**Your goal**
Repeat the listing below line for line, with no changes.

Provided information start

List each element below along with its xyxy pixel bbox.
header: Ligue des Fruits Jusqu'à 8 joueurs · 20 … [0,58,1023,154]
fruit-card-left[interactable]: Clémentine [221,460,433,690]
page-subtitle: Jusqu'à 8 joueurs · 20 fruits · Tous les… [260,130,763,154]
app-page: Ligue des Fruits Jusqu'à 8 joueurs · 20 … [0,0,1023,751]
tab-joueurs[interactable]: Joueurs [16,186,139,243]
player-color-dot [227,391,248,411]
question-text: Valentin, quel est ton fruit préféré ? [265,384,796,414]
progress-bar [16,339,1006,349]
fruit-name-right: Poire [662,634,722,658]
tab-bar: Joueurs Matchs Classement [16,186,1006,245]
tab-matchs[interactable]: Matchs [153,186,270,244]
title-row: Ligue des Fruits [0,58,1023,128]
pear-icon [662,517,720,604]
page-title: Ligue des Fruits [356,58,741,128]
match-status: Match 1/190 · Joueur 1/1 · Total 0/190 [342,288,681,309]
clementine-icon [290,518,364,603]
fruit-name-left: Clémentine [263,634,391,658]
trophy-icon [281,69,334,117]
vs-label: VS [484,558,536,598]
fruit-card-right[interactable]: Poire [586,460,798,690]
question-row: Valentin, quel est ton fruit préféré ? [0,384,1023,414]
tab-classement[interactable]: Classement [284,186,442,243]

Provided information end

**Answer to this task**
List each element below along with its xyxy pixel bbox.
header: Ligue des Fruits Jusqu'à 8 joueurs · 20 … [0,58,1023,154]
fruit-card-left[interactable]: Clémentine [221,460,433,690]
page-subtitle: Jusqu'à 8 joueurs · 20 fruits · Tous les… [260,130,763,154]
app-page: Ligue des Fruits Jusqu'à 8 joueurs · 20 … [0,0,1023,751]
tab-joueurs[interactable]: Joueurs [16,186,139,243]
player-color-dot [227,391,248,411]
question-text: Valentin, quel est ton fruit préféré ? [265,384,796,414]
progress-bar [16,339,1006,349]
fruit-name-right: Poire [662,634,722,658]
tab-bar: Joueurs Matchs Classement [16,186,1006,245]
tab-matchs[interactable]: Matchs [153,186,270,244]
title-row: Ligue des Fruits [0,58,1023,128]
pear-icon [662,517,720,604]
page-title: Ligue des Fruits [356,58,741,128]
match-status: Match 1/190 · Joueur 1/1 · Total 0/190 [342,288,681,309]
clementine-icon [290,518,364,603]
fruit-name-left: Clémentine [263,634,391,658]
trophy-icon [281,69,334,117]
vs-label: VS [484,558,536,598]
fruit-card-right[interactable]: Poire [586,460,798,690]
question-row: Valentin, quel est ton fruit préféré ? [0,384,1023,414]
tab-classement[interactable]: Classement [284,186,442,243]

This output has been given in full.